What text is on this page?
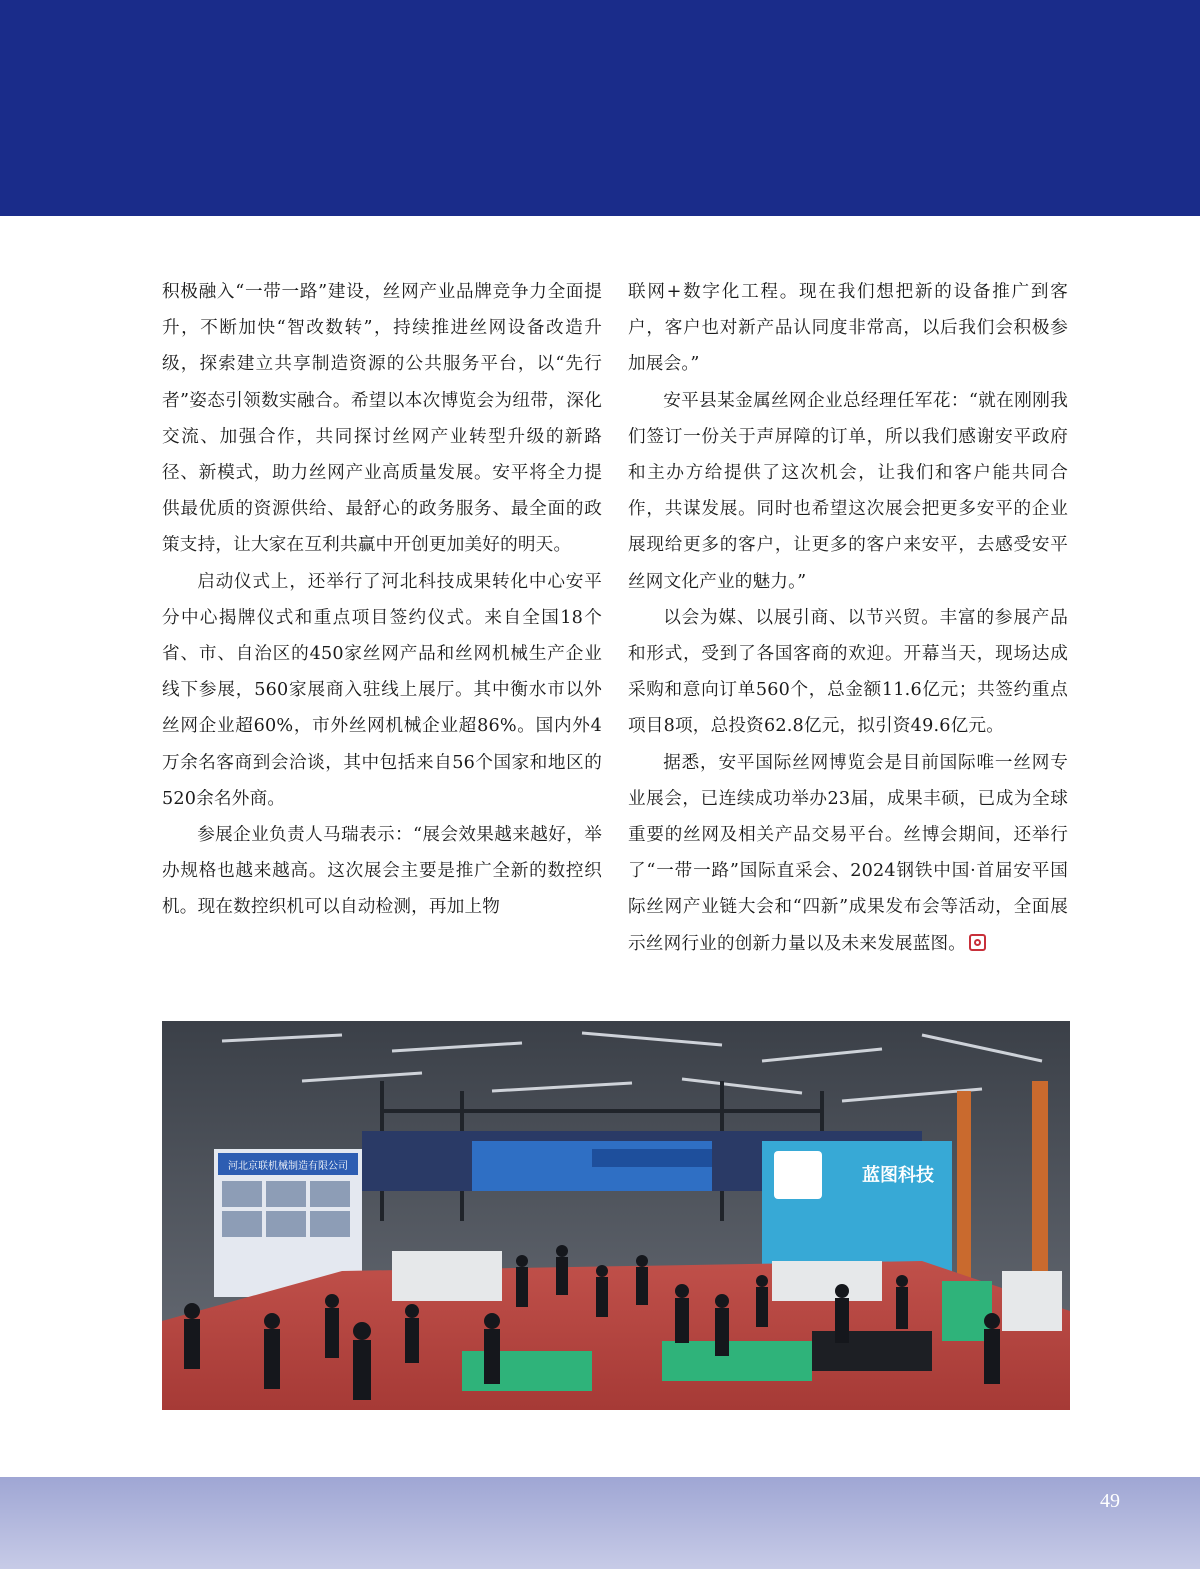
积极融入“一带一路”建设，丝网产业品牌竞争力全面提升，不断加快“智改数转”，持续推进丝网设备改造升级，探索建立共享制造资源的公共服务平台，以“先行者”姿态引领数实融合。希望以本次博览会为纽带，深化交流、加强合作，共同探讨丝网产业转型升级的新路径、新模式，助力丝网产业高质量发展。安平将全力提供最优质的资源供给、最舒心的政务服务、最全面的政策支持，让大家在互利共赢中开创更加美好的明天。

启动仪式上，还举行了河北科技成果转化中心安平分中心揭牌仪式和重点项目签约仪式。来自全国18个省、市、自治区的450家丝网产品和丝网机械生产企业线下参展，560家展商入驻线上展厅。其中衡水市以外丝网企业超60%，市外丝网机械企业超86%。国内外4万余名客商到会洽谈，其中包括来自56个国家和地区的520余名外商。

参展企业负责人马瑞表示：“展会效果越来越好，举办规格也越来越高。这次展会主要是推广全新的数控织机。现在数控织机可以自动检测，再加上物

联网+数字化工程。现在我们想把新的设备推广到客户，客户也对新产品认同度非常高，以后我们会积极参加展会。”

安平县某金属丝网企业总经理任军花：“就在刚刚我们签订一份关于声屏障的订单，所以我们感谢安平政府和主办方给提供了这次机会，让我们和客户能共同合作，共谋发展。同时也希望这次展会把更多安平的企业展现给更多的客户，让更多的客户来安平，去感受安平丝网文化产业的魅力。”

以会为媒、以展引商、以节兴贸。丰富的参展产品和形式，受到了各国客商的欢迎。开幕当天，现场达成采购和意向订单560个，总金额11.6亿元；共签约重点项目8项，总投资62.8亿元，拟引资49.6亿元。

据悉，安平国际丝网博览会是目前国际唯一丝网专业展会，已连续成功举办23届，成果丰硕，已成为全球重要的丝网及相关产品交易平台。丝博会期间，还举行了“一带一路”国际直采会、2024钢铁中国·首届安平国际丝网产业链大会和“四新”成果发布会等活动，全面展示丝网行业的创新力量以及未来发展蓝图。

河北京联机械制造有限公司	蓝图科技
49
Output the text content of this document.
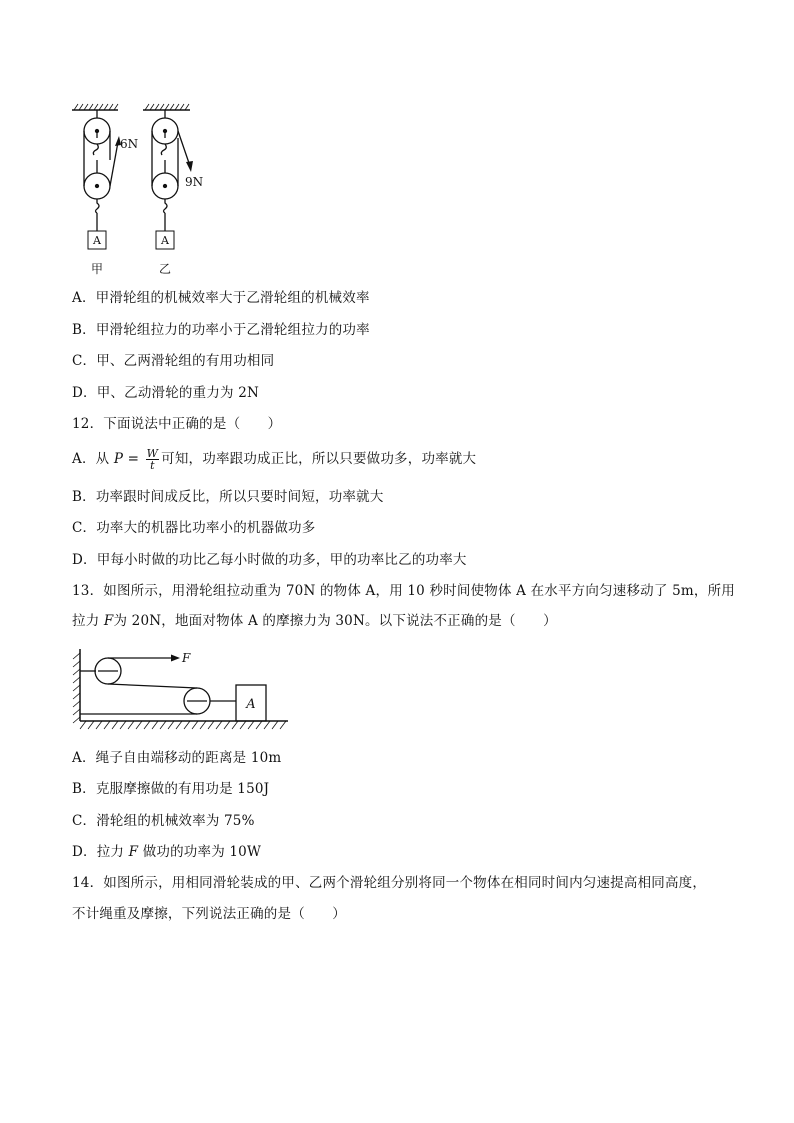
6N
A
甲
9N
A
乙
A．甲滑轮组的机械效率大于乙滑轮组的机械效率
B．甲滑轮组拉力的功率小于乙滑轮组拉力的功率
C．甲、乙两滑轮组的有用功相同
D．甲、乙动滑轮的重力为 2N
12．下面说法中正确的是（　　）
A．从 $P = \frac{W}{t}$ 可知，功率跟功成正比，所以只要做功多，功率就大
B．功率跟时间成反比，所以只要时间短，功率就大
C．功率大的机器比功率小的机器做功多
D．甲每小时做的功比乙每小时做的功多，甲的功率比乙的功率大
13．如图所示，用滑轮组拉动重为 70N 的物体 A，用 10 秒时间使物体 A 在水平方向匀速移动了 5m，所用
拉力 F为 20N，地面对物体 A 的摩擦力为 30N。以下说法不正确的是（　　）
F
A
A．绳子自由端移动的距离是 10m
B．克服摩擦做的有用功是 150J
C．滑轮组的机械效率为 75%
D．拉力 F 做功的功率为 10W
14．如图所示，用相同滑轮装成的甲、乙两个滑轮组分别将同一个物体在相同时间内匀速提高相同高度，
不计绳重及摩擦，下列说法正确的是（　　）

■ **Brief**
Find the lines holding "text" and list every one.

■ **Reply to the task**
What text is on this page?
Output the text content of this document.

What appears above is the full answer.